What you need to do:
Please report every line from the material that contains the word "JSON".

Provided data:
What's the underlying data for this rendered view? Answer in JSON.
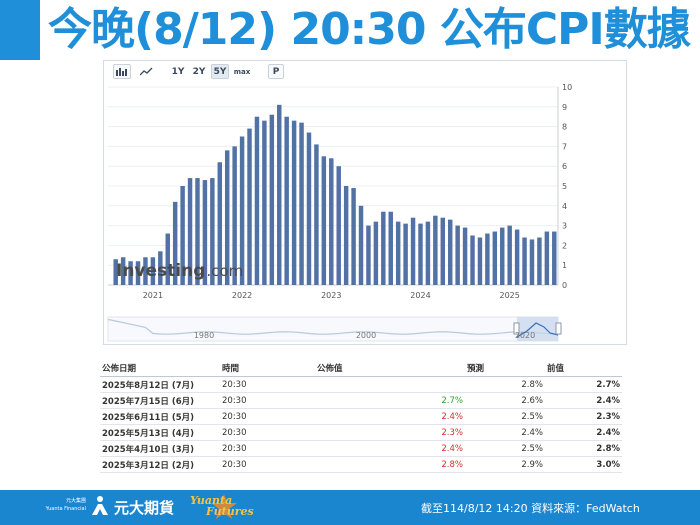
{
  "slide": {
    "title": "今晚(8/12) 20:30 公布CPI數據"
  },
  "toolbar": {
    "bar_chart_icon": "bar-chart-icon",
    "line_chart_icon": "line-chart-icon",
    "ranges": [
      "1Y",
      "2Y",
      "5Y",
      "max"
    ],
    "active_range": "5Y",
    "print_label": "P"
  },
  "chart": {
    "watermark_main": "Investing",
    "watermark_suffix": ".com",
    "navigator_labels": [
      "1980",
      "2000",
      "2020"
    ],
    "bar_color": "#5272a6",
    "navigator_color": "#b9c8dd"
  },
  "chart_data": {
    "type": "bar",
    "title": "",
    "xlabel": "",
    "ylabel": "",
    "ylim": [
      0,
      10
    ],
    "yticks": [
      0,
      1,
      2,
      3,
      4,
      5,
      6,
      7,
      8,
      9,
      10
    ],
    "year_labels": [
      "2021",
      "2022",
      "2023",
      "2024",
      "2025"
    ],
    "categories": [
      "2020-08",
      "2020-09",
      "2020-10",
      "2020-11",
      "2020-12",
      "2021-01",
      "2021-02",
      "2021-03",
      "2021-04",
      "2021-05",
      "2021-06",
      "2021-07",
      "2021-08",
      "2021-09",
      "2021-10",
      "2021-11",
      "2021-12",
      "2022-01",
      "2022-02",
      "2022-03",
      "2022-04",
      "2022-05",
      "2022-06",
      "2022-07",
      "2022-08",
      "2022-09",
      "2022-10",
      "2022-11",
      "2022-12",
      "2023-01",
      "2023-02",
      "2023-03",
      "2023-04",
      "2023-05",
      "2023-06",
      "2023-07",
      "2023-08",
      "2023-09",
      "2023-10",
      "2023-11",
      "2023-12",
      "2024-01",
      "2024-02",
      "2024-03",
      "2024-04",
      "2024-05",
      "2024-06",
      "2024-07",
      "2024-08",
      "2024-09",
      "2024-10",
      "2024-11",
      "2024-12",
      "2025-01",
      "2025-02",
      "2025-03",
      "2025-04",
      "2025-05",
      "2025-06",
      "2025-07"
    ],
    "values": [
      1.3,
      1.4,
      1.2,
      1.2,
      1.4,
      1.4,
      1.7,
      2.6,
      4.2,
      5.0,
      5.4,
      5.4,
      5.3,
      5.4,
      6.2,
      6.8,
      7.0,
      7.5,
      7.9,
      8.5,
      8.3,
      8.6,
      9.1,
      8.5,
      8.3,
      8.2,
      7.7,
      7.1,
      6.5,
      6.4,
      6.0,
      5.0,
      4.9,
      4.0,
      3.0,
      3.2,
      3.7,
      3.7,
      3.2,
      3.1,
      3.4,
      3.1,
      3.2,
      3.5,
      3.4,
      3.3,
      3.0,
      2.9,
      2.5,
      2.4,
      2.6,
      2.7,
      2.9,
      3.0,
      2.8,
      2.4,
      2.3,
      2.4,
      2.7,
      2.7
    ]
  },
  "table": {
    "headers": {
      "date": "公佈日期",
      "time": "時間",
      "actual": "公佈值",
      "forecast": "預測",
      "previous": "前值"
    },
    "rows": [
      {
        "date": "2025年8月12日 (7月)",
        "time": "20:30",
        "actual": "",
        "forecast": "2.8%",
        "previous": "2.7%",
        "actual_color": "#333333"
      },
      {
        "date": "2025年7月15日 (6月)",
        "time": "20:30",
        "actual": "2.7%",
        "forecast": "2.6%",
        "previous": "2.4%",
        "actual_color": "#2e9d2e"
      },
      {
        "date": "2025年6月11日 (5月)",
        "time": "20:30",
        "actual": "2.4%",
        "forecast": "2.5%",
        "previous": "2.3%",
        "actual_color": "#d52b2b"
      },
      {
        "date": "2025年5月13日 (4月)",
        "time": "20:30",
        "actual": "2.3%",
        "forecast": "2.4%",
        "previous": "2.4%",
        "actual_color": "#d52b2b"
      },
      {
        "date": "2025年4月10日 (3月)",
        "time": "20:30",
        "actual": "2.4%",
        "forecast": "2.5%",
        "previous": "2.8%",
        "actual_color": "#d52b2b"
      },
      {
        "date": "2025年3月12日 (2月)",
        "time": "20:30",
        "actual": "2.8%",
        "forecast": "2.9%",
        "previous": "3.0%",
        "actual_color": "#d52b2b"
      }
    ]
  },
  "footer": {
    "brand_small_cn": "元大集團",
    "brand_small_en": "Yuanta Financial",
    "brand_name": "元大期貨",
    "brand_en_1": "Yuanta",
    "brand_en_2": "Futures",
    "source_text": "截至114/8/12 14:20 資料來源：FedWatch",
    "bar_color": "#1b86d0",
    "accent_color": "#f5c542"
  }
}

---

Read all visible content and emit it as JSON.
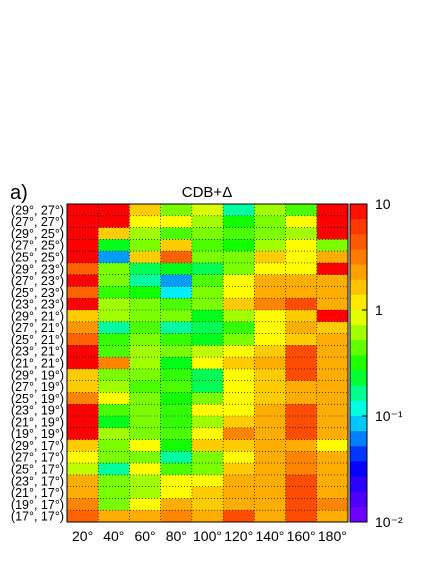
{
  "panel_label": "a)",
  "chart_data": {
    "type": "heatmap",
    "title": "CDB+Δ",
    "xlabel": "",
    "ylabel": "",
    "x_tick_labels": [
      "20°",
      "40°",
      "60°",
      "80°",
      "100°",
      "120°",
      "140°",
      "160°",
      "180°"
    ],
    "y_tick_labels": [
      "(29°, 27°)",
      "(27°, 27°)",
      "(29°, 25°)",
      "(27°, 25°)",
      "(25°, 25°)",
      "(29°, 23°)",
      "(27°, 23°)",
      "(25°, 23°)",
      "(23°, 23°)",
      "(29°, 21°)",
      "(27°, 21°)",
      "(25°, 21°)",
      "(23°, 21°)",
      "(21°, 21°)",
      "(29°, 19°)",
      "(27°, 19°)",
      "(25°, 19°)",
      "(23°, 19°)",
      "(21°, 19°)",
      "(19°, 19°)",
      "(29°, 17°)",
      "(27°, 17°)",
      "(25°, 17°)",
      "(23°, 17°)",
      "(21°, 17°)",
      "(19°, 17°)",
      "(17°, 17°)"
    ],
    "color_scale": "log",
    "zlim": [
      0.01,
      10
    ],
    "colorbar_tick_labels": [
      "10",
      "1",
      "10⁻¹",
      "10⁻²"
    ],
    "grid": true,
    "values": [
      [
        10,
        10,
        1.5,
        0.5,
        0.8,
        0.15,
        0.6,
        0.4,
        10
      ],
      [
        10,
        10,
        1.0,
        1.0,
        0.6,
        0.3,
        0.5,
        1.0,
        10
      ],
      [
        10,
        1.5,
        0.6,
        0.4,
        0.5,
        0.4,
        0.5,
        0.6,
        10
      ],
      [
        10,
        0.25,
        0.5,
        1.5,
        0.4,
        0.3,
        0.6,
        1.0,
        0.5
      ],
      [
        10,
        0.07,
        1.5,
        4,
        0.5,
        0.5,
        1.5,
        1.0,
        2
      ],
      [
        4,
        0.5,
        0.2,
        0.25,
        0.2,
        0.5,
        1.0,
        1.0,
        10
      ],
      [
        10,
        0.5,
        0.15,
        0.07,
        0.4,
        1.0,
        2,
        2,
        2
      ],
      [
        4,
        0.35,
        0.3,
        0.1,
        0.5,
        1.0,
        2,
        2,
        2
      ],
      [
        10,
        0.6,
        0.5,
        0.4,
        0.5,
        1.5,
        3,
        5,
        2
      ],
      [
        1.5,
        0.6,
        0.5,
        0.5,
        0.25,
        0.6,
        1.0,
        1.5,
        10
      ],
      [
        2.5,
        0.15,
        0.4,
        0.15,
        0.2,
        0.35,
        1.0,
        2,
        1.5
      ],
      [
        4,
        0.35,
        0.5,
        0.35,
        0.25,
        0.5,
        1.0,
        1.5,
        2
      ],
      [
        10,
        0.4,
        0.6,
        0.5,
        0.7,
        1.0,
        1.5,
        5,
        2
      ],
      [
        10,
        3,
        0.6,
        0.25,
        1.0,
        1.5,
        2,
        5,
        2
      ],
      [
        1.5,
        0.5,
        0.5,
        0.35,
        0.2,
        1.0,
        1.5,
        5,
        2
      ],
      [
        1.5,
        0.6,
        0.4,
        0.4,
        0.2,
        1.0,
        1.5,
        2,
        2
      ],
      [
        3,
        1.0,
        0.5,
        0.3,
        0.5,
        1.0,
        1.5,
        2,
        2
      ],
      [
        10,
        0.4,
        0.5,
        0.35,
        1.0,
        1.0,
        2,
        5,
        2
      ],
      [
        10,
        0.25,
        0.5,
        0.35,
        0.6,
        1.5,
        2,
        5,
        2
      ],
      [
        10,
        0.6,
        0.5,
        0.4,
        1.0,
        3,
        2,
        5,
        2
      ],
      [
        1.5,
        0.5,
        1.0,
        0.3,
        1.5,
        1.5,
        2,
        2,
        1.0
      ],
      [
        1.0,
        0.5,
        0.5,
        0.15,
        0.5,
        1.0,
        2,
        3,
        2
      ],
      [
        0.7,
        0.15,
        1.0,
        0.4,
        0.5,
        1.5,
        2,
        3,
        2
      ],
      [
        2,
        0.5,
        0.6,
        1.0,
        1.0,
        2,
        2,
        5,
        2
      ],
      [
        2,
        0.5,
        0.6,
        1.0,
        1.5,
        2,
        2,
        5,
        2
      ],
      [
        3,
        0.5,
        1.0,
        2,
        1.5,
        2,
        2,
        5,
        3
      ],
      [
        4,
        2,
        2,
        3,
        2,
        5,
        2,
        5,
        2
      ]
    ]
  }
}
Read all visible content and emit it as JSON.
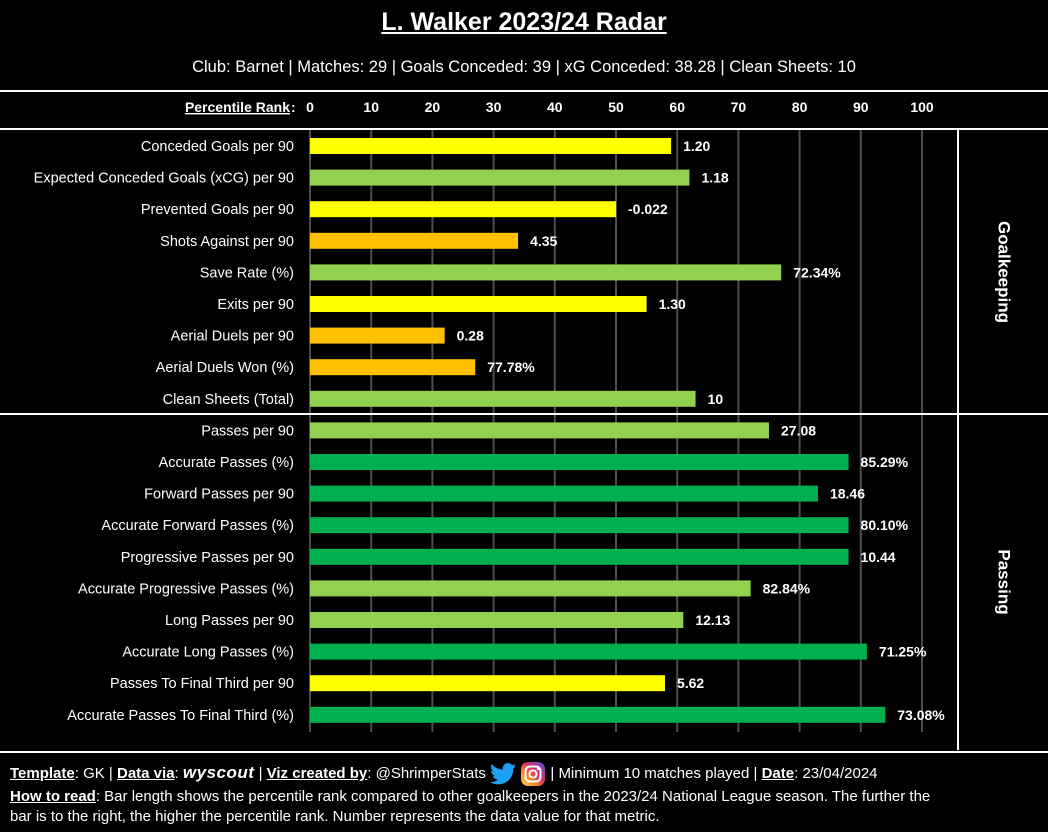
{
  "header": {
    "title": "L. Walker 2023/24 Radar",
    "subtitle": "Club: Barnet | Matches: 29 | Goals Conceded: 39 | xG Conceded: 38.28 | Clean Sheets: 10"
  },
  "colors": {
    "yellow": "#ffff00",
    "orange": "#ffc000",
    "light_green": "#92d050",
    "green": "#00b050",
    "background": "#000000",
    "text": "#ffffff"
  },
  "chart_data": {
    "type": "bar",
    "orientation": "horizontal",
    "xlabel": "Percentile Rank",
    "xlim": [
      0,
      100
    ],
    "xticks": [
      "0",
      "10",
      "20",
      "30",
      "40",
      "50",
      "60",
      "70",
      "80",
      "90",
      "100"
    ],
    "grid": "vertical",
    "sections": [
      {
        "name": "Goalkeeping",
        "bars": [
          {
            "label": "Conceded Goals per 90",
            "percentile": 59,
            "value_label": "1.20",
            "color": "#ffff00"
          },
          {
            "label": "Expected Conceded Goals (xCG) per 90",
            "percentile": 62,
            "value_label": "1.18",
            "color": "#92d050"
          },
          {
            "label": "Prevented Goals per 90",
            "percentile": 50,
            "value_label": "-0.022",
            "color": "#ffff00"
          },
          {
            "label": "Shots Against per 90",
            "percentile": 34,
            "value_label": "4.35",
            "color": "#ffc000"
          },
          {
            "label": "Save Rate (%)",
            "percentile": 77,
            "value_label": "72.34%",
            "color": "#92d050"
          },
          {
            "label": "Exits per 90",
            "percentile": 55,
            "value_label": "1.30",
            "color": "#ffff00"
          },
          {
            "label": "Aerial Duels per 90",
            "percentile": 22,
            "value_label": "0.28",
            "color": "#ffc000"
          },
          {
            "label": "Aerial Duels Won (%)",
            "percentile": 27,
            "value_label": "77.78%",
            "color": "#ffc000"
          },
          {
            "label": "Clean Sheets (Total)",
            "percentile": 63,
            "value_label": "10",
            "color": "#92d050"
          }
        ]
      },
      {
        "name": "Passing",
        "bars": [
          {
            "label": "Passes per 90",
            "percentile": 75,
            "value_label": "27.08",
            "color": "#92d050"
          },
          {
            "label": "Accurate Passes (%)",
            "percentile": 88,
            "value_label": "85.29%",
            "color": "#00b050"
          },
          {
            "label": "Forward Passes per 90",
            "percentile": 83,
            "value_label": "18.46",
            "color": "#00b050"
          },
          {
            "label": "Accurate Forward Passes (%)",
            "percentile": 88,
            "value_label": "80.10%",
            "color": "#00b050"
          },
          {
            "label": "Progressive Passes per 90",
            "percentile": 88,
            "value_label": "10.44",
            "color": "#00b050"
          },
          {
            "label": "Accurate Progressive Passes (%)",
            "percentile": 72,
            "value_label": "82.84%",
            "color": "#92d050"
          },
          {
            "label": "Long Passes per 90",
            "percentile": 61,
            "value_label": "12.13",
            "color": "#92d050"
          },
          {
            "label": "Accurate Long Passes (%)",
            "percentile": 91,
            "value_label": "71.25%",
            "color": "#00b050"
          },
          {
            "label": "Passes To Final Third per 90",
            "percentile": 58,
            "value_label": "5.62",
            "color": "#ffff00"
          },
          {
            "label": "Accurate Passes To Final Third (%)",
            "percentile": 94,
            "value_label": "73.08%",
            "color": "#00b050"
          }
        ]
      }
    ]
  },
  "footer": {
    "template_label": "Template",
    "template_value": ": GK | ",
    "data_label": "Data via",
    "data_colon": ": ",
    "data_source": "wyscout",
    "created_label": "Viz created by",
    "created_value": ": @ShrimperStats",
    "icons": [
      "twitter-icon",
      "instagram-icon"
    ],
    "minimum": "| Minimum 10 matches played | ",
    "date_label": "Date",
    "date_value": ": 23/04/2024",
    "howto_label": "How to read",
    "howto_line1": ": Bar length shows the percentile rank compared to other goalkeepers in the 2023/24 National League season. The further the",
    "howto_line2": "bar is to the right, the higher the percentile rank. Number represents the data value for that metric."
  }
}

* * *

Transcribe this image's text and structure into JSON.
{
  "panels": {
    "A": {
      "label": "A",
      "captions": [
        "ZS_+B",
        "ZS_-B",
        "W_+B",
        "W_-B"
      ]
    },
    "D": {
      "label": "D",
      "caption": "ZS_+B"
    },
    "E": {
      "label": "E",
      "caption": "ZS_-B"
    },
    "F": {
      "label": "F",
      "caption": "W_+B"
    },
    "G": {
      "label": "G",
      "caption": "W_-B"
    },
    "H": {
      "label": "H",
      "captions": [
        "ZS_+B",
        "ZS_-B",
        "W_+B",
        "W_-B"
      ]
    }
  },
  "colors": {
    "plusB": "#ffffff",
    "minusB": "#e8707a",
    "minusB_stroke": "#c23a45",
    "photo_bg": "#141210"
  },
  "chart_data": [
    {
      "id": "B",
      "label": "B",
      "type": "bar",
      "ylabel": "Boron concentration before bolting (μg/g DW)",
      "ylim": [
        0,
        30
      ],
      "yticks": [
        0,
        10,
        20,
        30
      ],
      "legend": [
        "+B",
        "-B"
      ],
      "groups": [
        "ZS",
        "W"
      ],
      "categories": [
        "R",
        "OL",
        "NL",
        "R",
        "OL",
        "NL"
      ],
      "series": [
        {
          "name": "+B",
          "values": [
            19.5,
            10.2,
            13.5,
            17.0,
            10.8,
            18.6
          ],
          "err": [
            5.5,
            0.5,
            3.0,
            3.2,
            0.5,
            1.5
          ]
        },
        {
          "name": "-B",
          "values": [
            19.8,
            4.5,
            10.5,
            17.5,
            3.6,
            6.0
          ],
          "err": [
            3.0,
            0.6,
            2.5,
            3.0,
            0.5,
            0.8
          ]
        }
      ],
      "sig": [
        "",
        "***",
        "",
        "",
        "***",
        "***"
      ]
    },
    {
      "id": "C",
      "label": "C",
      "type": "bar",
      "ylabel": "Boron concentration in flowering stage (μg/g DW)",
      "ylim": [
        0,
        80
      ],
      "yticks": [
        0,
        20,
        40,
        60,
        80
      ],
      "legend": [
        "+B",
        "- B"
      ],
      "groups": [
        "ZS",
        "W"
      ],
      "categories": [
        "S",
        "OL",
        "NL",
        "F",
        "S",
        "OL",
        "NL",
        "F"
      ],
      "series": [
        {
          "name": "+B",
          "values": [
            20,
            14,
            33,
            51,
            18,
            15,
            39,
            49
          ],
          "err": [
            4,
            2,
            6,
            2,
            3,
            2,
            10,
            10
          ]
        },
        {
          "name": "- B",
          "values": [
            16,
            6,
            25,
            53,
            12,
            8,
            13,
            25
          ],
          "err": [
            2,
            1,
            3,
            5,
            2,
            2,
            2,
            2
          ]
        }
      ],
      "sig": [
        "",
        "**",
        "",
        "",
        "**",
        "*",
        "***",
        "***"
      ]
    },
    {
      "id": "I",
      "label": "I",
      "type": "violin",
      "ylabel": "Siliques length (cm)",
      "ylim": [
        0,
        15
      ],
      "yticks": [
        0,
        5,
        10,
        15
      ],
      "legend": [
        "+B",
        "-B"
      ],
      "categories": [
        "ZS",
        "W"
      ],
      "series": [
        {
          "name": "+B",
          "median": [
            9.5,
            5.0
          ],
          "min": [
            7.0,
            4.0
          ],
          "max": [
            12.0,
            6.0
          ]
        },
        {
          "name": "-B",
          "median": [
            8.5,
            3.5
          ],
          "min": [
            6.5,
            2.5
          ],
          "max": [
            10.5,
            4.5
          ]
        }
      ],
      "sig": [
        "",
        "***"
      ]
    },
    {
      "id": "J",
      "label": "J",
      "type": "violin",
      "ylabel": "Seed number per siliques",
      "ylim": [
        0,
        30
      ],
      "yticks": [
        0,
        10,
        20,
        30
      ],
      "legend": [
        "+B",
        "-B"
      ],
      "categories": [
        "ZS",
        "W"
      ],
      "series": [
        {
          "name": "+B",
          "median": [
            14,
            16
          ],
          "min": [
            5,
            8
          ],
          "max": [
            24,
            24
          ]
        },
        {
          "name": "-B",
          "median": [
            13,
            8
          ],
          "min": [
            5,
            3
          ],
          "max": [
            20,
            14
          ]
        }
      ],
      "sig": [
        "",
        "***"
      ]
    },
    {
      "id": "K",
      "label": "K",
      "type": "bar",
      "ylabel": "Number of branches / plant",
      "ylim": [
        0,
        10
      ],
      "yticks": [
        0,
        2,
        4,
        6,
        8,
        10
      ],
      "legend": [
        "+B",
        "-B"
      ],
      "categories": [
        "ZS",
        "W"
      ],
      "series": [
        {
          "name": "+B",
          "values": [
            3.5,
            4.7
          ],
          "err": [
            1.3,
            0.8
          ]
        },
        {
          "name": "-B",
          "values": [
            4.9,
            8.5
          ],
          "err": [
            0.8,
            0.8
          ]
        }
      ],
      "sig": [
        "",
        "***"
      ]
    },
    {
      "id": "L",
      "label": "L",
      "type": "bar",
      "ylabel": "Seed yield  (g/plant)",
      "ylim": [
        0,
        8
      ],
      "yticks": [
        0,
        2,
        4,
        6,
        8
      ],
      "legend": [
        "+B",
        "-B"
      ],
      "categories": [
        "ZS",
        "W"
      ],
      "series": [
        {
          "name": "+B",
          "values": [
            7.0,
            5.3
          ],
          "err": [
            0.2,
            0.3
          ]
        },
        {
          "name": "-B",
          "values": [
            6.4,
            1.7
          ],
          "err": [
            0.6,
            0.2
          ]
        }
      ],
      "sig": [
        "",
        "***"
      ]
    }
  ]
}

Full response:
What's the underlying data for this rendered view? Answer in JSON.
Read all visible content and emit it as JSON.
Read all visible content and emit it as JSON.
Transcribe this image's text and structure into JSON.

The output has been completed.